→ STATED GOAL
In the excerpt below on Secretary Hull's conversation with the German Ambassador, what did Hull say seemed more probable than peace during the next two to ten years?

→ PROVIDED TEXT
Peace and War: United States Foreign Policy, 1931-1941

By United States Department of State | Go to book overview

IV
WARNINGS OF DANGER 1933-1935

Secretary Hull's Conversation With the German Ambassador

ON NOVEMBER 2, 1933, in a conversation between Secretary of State Hull and German Ambassador Luther on the related questions of disarmament and world peace, the Secretary said that "the outlook in Europe at this distance for disarmament or for peace" did not appear very encouraging; that "a general war during the next two to ten years seemed more probable than peace"; that this country "had exerted itself in every way possible in support of the latter [peace] and against the possible recurrence of the former [war]", but that frankly he felt discouraged.

The German Ambassador quoted Hitler's statement to the effect that Germany would not seek the restoration of Alsace-Lorraine, and that in his opinion this should quiet French apprehension. He added that the Saar question was an entirely separate one. (20)

→ SUPPLIED MATERIAL

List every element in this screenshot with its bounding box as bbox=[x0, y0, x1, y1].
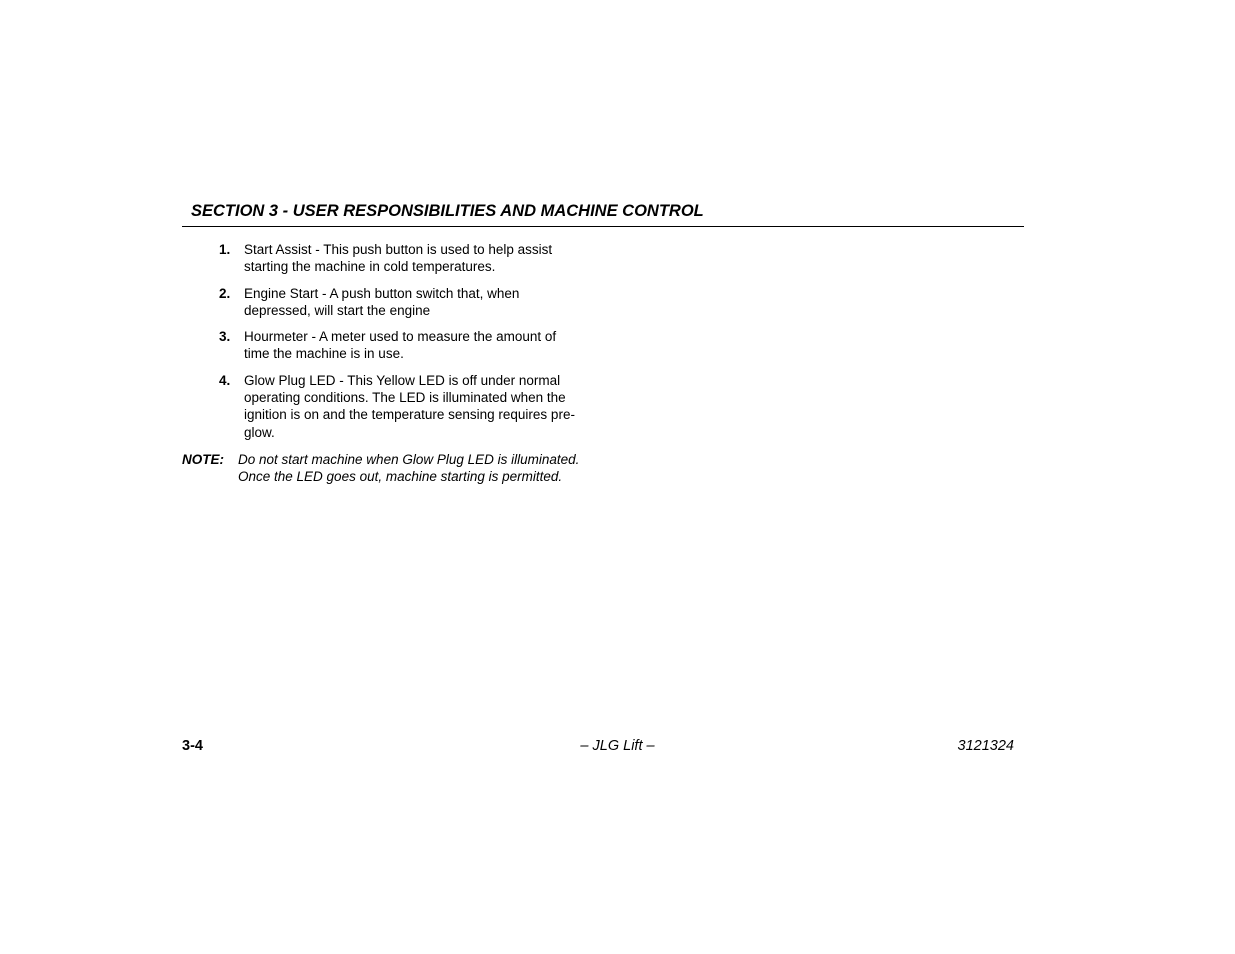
item-text bbox=[244, 372, 604, 441]
control-list bbox=[211, 241, 611, 450]
header-divider bbox=[182, 226, 1024, 227]
list-item bbox=[211, 372, 604, 441]
item-text bbox=[244, 241, 604, 276]
item-number: 4. bbox=[219, 372, 231, 388]
item-line: ignition is on and the temperature sensing requires pre- bbox=[244, 407, 575, 423]
item-line: depressed, will start the engine bbox=[244, 302, 431, 318]
item-line: Start Assist - This push button is used to help assist bbox=[244, 242, 553, 257]
section-title: SECTION 3 - USER RESPONSIBILITIES AND MACHINE CONTROL bbox=[191, 202, 704, 220]
item-line: Engine Start - A push button switch that, when bbox=[244, 285, 520, 301]
item-line: Glow Plug LED - This Yellow LED is off under normal bbox=[244, 372, 561, 388]
item-line: operating conditions. The LED is illuminated when the bbox=[244, 390, 566, 406]
list-item bbox=[211, 328, 604, 363]
item-text bbox=[244, 285, 604, 320]
item-number: 1. bbox=[219, 242, 231, 257]
item-line: glow. bbox=[244, 424, 275, 440]
item-line: Hourmeter - A meter used to measure the amount of bbox=[244, 329, 557, 345]
item-line: time the machine is in use. bbox=[244, 346, 404, 362]
item-number: 3. bbox=[219, 329, 231, 345]
note-text bbox=[238, 451, 579, 486]
item-text bbox=[244, 328, 604, 363]
note-line: Do not start machine when Glow Plug LED is illuminated. bbox=[238, 452, 580, 467]
item-line: starting the machine in cold temperatures. bbox=[244, 259, 496, 275]
list-item bbox=[211, 241, 604, 276]
footer-brand: – JLG Lift – bbox=[580, 738, 655, 754]
item-number: 2. bbox=[219, 285, 231, 301]
list-item bbox=[211, 285, 604, 320]
document-number: 3121324 bbox=[957, 738, 1014, 754]
page-number: 3-4 bbox=[182, 738, 203, 754]
note-label: NOTE: bbox=[182, 452, 224, 467]
note-line: Once the LED goes out, machine starting is permitted. bbox=[238, 469, 563, 485]
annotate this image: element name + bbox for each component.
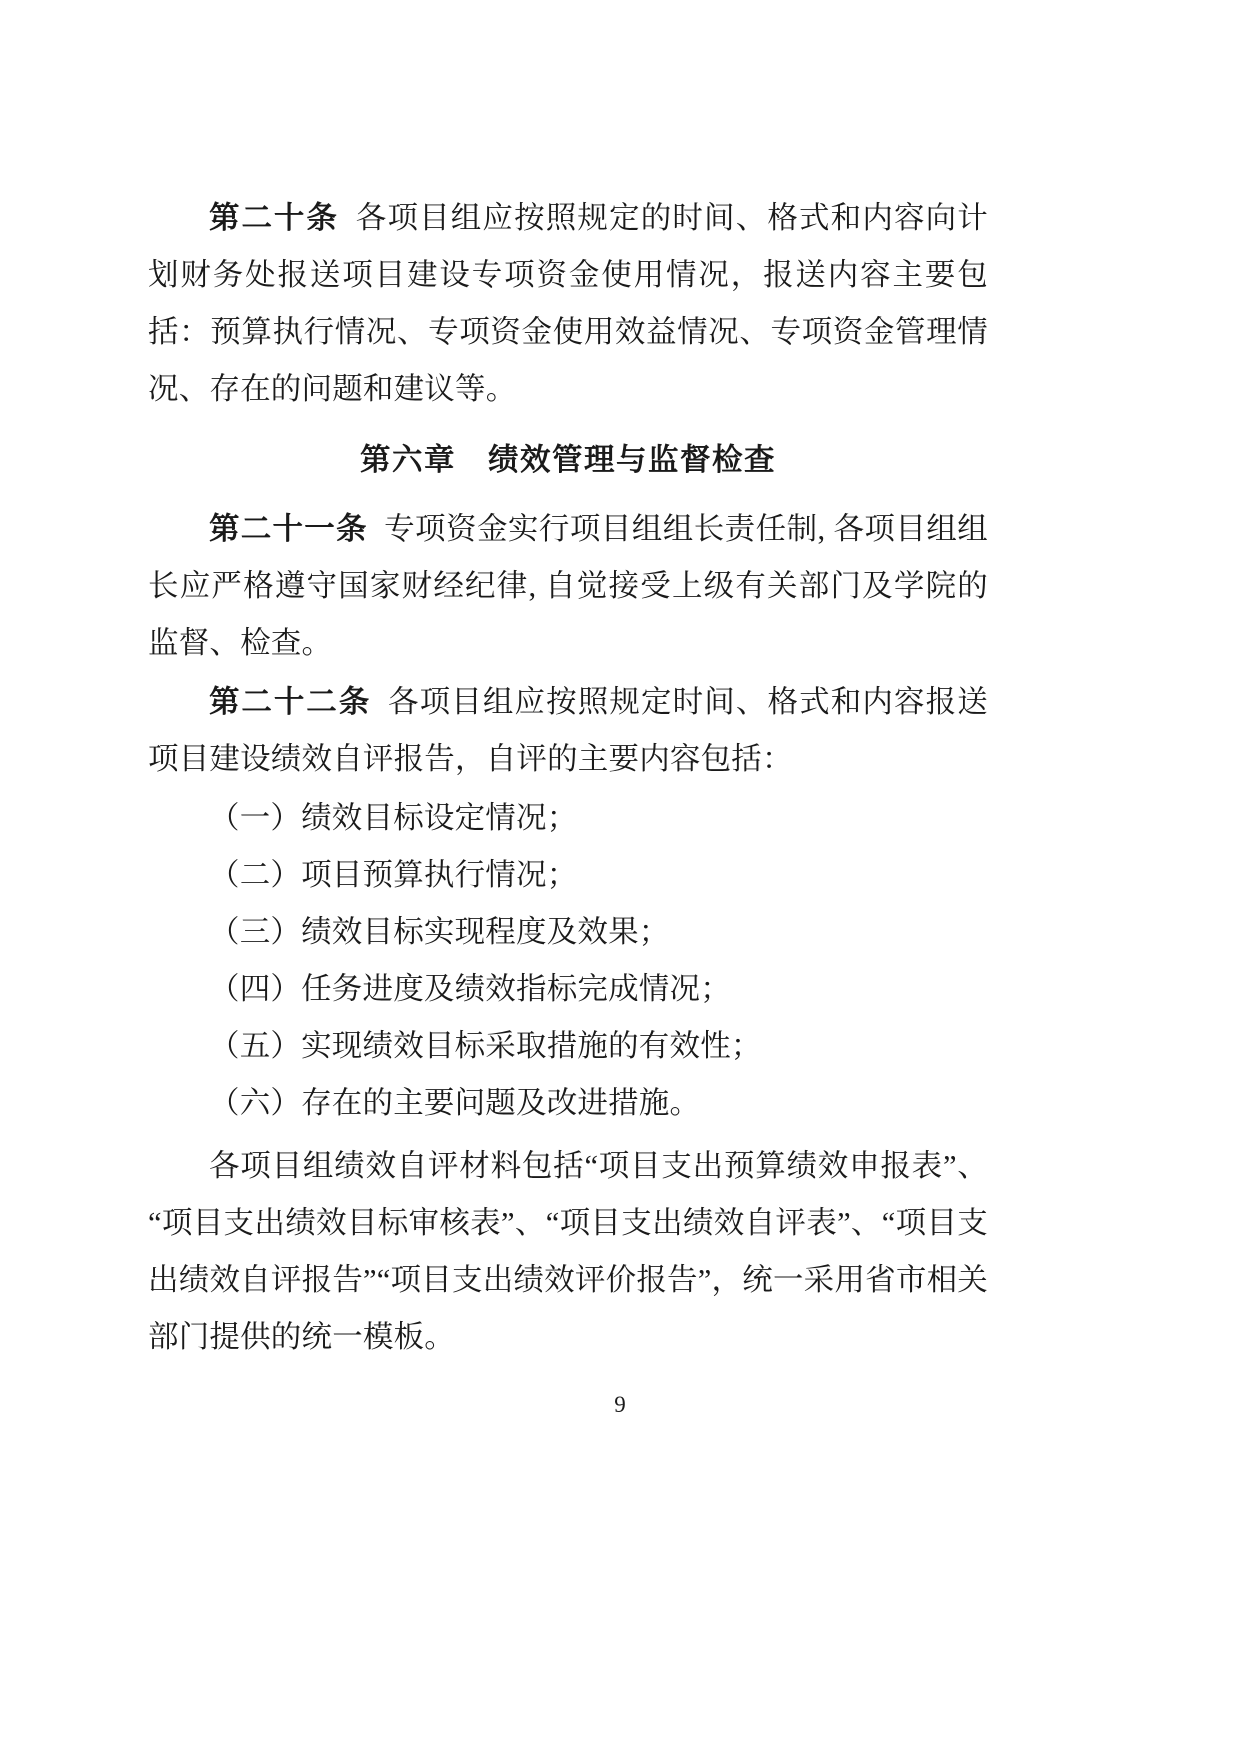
page-number: 9 [614,1392,626,1417]
paragraph-article-21 [148,501,988,672]
list-item: （四）任务进度及绩效指标完成情况； [209,972,731,1006]
list-item: （三）绩效目标实现程度及效果； [209,915,670,949]
paragraph-article-22 [148,674,988,788]
article-number-21: 第二十一条 [209,512,368,546]
paragraph-article-20 [148,190,988,418]
list-item: （一）绩效目标设定情况； [209,801,578,835]
list-item: （六）存在的主要问题及改进措施。 [209,1086,701,1120]
list-item: （五）实现绩效目标采取措施的有效性； [209,1029,762,1063]
paragraph-closing: 各项目组绩效自评材料包括“项目支出预算绩效申报表”、“项目支出绩效目标审核表”、“项目支出绩效自评表”、“项目支出绩效自评报告”“项目支出绩效评价报告”，统一采用省市相关部门提供的统一模板。 [148,1149,988,1354]
article-text-22: 各项目组应按照规定时间、格式和内容报送项目建设绩效自评报告，自评的主要内容包括： [148,685,988,776]
article-text-20: 各项目组应按照规定的时间、格式和内容向计划财务处报送项目建设专项资金使用情况，报送内容主要包括：预算执行情况、专项资金使用效益情况、专项资金管理情况、存在的问题和建议等。 [148,201,989,406]
article-number-22: 第二十二条 [209,685,372,719]
article-text-21: 专项资金实行项目组组长责任制, 各项目组组长应严格遵守国家财经纪律, 自觉接受上级有关部门及学院的监督、检查。 [148,512,988,660]
chapter-heading: 第六章 绩效管理与监督检查 [360,443,776,477]
article-number-20: 第二十条 [209,201,339,235]
document-body [148,190,988,1368]
list-item: （二）项目预算执行情况； [209,858,578,892]
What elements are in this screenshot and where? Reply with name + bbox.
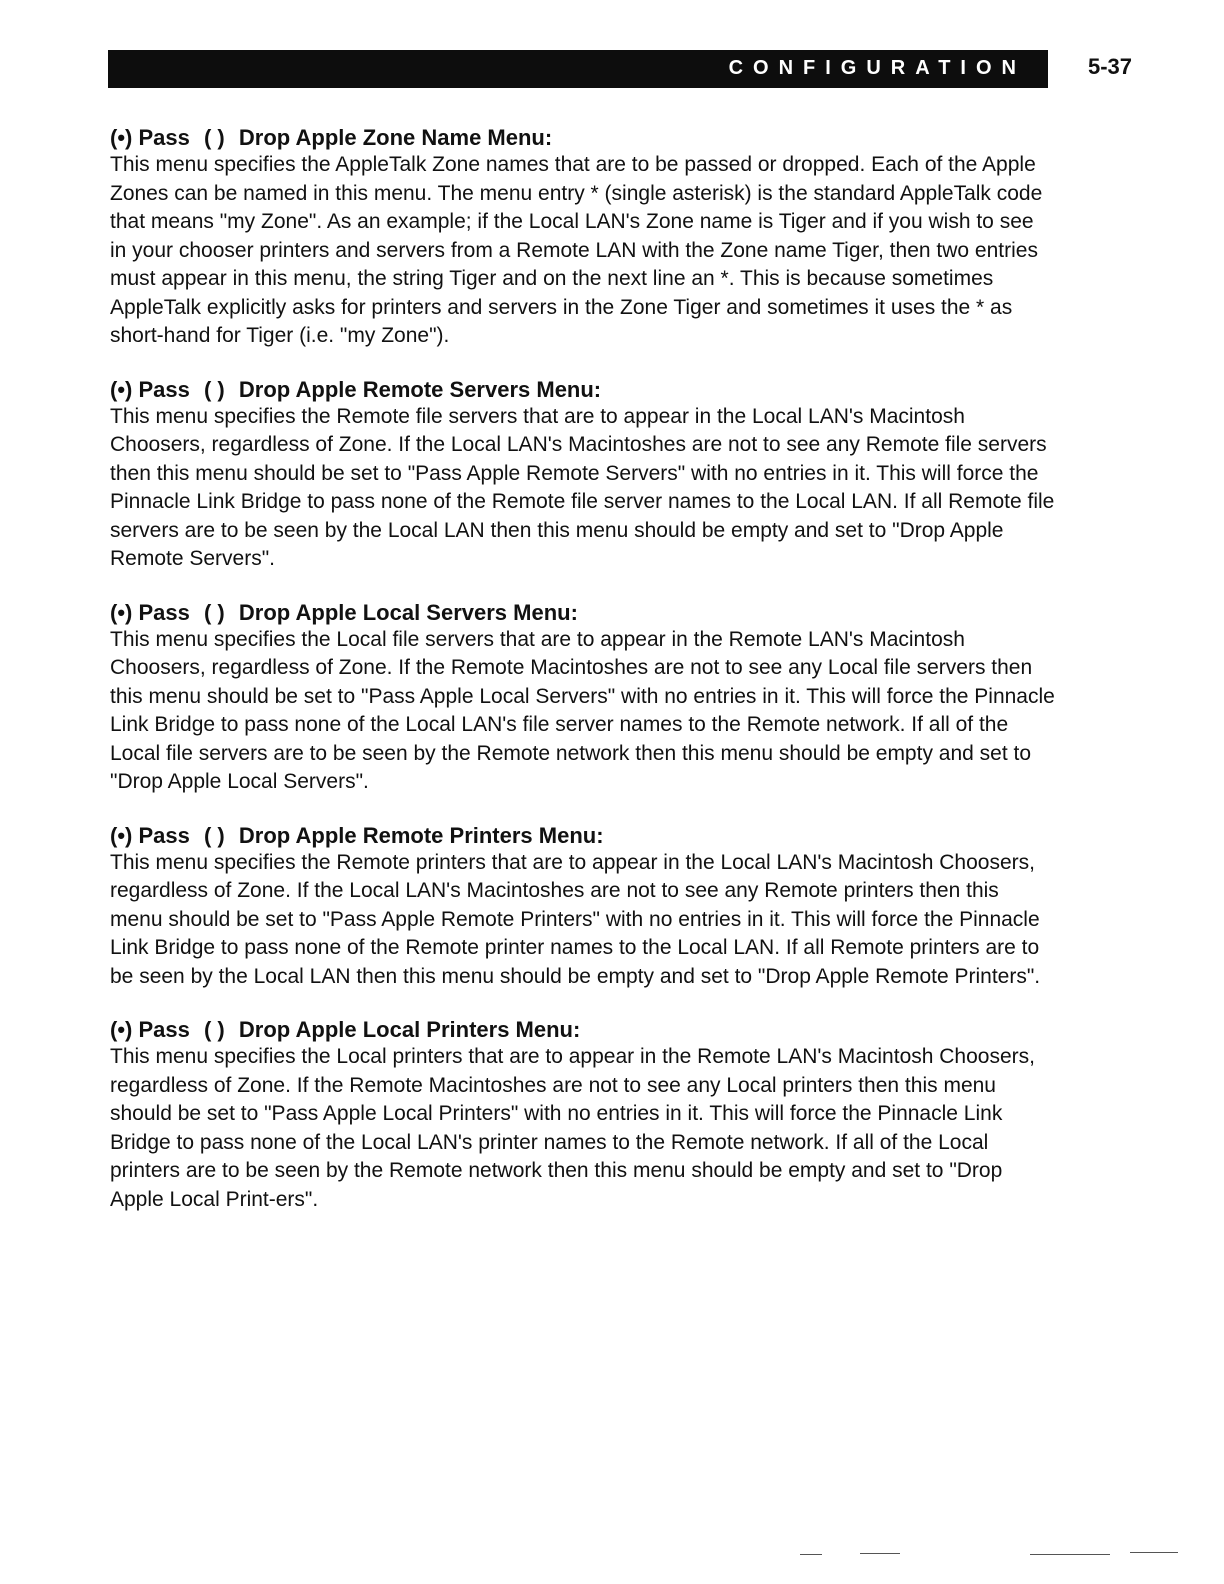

→ WRITTEN REPLY
A general war.